▶ [RECORD EXTRACTS]

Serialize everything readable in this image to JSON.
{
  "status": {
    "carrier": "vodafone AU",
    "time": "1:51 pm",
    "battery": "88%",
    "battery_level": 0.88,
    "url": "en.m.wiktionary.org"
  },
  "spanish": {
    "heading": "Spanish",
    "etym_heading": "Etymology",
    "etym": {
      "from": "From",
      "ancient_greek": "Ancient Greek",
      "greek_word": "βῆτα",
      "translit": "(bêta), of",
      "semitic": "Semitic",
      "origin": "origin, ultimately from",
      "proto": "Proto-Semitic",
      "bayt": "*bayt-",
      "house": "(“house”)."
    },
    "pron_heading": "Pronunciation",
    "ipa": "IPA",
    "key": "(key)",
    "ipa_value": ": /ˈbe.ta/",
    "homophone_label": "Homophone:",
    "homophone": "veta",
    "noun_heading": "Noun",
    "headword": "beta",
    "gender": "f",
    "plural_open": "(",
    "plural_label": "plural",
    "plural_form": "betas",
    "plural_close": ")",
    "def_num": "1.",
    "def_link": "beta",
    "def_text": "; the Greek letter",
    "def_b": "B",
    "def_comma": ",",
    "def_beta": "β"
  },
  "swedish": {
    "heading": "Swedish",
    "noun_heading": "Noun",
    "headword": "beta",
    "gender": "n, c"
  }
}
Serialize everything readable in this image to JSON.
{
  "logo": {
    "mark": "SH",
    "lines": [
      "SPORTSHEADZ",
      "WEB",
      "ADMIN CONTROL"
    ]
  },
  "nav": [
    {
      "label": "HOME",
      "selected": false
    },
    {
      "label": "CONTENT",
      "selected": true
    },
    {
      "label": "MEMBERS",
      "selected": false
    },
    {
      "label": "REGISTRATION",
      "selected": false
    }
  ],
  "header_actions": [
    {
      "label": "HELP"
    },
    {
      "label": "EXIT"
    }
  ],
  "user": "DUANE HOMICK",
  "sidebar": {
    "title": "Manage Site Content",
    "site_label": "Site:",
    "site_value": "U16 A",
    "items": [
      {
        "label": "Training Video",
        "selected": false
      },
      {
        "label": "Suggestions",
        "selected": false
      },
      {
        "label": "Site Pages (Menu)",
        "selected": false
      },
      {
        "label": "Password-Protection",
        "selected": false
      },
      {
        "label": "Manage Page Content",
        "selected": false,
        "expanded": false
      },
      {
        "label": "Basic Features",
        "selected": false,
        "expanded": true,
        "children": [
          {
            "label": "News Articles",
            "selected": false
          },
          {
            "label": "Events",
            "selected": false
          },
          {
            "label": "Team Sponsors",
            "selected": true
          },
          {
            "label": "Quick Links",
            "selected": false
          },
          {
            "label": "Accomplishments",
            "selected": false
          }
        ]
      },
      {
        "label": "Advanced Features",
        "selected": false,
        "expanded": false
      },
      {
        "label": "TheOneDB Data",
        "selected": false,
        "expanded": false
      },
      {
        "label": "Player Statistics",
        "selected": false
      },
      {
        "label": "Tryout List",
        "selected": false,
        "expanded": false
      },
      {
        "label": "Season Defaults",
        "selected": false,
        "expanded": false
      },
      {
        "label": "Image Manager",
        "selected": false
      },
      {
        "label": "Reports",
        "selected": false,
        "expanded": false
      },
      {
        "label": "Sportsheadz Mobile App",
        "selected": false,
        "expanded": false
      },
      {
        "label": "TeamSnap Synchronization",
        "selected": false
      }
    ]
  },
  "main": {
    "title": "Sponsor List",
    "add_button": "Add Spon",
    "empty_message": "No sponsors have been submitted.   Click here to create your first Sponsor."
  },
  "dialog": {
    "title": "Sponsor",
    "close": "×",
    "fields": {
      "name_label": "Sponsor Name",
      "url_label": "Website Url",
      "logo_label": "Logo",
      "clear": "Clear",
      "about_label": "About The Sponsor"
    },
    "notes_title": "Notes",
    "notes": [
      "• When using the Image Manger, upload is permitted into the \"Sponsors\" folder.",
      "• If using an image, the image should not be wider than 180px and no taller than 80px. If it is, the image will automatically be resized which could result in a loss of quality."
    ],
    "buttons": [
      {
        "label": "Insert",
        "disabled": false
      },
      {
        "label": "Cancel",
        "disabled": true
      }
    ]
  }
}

▶ [TASK INSTRUCTIONS] Using the data above, return each line exactly as written.

▶ [RESPONSE TO THE EXERCISE]
Serialize everything readable in this image to JSON.
{
  "status": {
    "carrier": "vodafone AU",
    "time": "1:51 pm",
    "battery": "88%",
    "battery_level": 0.88,
    "url": "en.m.wiktionary.org"
  },
  "spanish": {
    "heading": "Spanish",
    "etym_heading": "Etymology",
    "etym": {
      "from": "From",
      "ancient_greek": "Ancient Greek",
      "greek_word": "βῆτα",
      "translit": "(bêta), of",
      "semitic": "Semitic",
      "origin": "origin, ultimately from",
      "proto": "Proto-Semitic",
      "bayt": "*bayt-",
      "house": "(“house”)."
    },
    "pron_heading": "Pronunciation",
    "ipa": "IPA",
    "key": "(key)",
    "ipa_value": ": /ˈbe.ta/",
    "homophone_label": "Homophone:",
    "homophone": "veta",
    "noun_heading": "Noun",
    "headword": "beta",
    "gender": "f",
    "plural_open": "(",
    "plural_label": "plural",
    "plural_form": "betas",
    "plural_close": ")",
    "def_num": "1.",
    "def_link": "beta",
    "def_text": "; the Greek letter",
    "def_b": "B",
    "def_comma": ",",
    "def_beta": "β"
  },
  "swedish": {
    "heading": "Swedish",
    "noun_heading": "Noun",
    "headword": "beta",
    "gender": "n, c"
  }
}
Serialize everything readable in this image to JSON.
{
  "logo": {
    "mark": "SH",
    "lines": [
      "SPORTSHEADZ",
      "WEB",
      "ADMIN CONTROL"
    ]
  },
  "nav": [
    {
      "label": "HOME",
      "selected": false
    },
    {
      "label": "CONTENT",
      "selected": true
    },
    {
      "label": "MEMBERS",
      "selected": false
    },
    {
      "label": "REGISTRATION",
      "selected": false
    }
  ],
  "header_actions": [
    {
      "label": "HELP"
    },
    {
      "label": "EXIT"
    }
  ],
  "user": "DUANE HOMICK",
  "sidebar": {
    "title": "Manage Site Content",
    "site_label": "Site:",
    "site_value": "U16 A",
    "items": [
      {
        "label": "Training Video",
        "selected": false
      },
      {
        "label": "Suggestions",
        "selected": false
      },
      {
        "label": "Site Pages (Menu)",
        "selected": false
      },
      {
        "label": "Password-Protection",
        "selected": false
      },
      {
        "label": "Manage Page Content",
        "selected": false,
        "expanded": false
      },
      {
        "label": "Basic Features",
        "selected": false,
        "expanded": true,
        "children": [
          {
            "label": "News Articles",
            "selected": false
          },
          {
            "label": "Events",
            "selected": false
          },
          {
            "label": "Team Sponsors",
            "selected": true
          },
          {
            "label": "Quick Links",
            "selected": false
          },
          {
            "label": "Accomplishments",
            "selected": false
          }
        ]
      },
      {
        "label": "Advanced Features",
        "selected": false,
        "expanded": false
      },
      {
        "label": "TheOneDB Data",
        "selected": false,
        "expanded": false
      },
      {
        "label": "Player Statistics",
        "selected": false
      },
      {
        "label": "Tryout List",
        "selected": false,
        "expanded": false
      },
      {
        "label": "Season Defaults",
        "selected": false,
        "expanded": false
      },
      {
        "label": "Image Manager",
        "selected": false
      },
      {
        "label": "Reports",
        "selected": false,
        "expanded": false
      },
      {
        "label": "Sportsheadz Mobile App",
        "selected": false,
        "expanded": false
      },
      {
        "label": "TeamSnap Synchronization",
        "selected": false
      }
    ]
  },
  "main": {
    "title": "Sponsor List",
    "add_button": "Add Spon",
    "empty_message": "No sponsors have been submitted.   Click here to create your first Sponsor."
  },
  "dialog": {
    "title": "Sponsor",
    "close": "×",
    "fields": {
      "name_label": "Sponsor Name",
      "url_label": "Website Url",
      "logo_label": "Logo",
      "clear": "Clear",
      "about_label": "About The Sponsor"
    },
    "notes_title": "Notes",
    "notes": [
      "• When using the Image Manger, upload is permitted into the \"Sponsors\" folder.",
      "• If using an image, the image should not be wider than 180px and no taller than 80px. If it is, the image will automatically be resized which could result in a loss of quality."
    ],
    "buttons": [
      {
        "label": "Insert",
        "disabled": false
      },
      {
        "label": "Cancel",
        "disabled": true
      }
    ]
  }
}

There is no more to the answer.